TASK INSTRUCTIONS >>
Retype each entry below, keeping every character the same.

SUPPLIED MATERIAL >>
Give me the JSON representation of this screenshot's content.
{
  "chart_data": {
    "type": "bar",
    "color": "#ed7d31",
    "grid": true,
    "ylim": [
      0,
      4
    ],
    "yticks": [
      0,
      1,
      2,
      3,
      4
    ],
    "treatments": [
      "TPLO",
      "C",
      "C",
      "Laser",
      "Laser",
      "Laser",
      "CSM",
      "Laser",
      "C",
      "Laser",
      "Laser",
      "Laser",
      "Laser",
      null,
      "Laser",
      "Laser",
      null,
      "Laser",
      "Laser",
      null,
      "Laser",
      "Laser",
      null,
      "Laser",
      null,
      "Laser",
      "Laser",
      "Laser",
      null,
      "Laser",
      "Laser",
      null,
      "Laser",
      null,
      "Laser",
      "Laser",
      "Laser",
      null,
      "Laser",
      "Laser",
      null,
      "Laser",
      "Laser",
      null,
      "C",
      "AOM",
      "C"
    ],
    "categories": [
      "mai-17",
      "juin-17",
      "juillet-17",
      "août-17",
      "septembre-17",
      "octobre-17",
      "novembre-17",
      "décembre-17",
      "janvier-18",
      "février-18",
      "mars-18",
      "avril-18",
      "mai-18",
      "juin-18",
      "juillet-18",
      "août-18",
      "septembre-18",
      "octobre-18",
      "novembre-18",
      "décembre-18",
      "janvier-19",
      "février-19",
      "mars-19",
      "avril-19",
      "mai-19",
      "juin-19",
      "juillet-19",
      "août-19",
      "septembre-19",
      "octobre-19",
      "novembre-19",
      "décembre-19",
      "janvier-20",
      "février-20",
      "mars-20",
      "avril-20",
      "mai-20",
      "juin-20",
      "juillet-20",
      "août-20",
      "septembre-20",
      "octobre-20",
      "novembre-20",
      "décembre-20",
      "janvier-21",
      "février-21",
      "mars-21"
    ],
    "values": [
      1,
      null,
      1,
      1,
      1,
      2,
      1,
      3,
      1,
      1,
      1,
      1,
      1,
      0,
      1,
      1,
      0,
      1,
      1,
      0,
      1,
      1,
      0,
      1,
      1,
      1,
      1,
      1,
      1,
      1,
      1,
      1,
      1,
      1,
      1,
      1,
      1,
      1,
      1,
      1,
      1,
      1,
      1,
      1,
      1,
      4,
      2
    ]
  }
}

TASK ANSWER >>
Give me the JSON representation of this screenshot's content.
{
  "chart_data": {
    "type": "bar",
    "color": "#ed7d31",
    "grid": true,
    "ylim": [
      0,
      4
    ],
    "yticks": [
      0,
      1,
      2,
      3,
      4
    ],
    "treatments": [
      "TPLO",
      "C",
      "C",
      "Laser",
      "Laser",
      "Laser",
      "CSM",
      "Laser",
      "C",
      "Laser",
      "Laser",
      "Laser",
      "Laser",
      null,
      "Laser",
      "Laser",
      null,
      "Laser",
      "Laser",
      null,
      "Laser",
      "Laser",
      null,
      "Laser",
      null,
      "Laser",
      "Laser",
      "Laser",
      null,
      "Laser",
      "Laser",
      null,
      "Laser",
      null,
      "Laser",
      "Laser",
      "Laser",
      null,
      "Laser",
      "Laser",
      null,
      "Laser",
      "Laser",
      null,
      "C",
      "AOM",
      "C"
    ],
    "categories": [
      "mai-17",
      "juin-17",
      "juillet-17",
      "août-17",
      "septembre-17",
      "octobre-17",
      "novembre-17",
      "décembre-17",
      "janvier-18",
      "février-18",
      "mars-18",
      "avril-18",
      "mai-18",
      "juin-18",
      "juillet-18",
      "août-18",
      "septembre-18",
      "octobre-18",
      "novembre-18",
      "décembre-18",
      "janvier-19",
      "février-19",
      "mars-19",
      "avril-19",
      "mai-19",
      "juin-19",
      "juillet-19",
      "août-19",
      "septembre-19",
      "octobre-19",
      "novembre-19",
      "décembre-19",
      "janvier-20",
      "février-20",
      "mars-20",
      "avril-20",
      "mai-20",
      "juin-20",
      "juillet-20",
      "août-20",
      "septembre-20",
      "octobre-20",
      "novembre-20",
      "décembre-20",
      "janvier-21",
      "février-21",
      "mars-21"
    ],
    "values": [
      1,
      null,
      1,
      1,
      1,
      2,
      1,
      3,
      1,
      1,
      1,
      1,
      1,
      0,
      1,
      1,
      0,
      1,
      1,
      0,
      1,
      1,
      0,
      1,
      1,
      1,
      1,
      1,
      1,
      1,
      1,
      1,
      1,
      1,
      1,
      1,
      1,
      1,
      1,
      1,
      1,
      1,
      1,
      1,
      1,
      4,
      2
    ]
  }
}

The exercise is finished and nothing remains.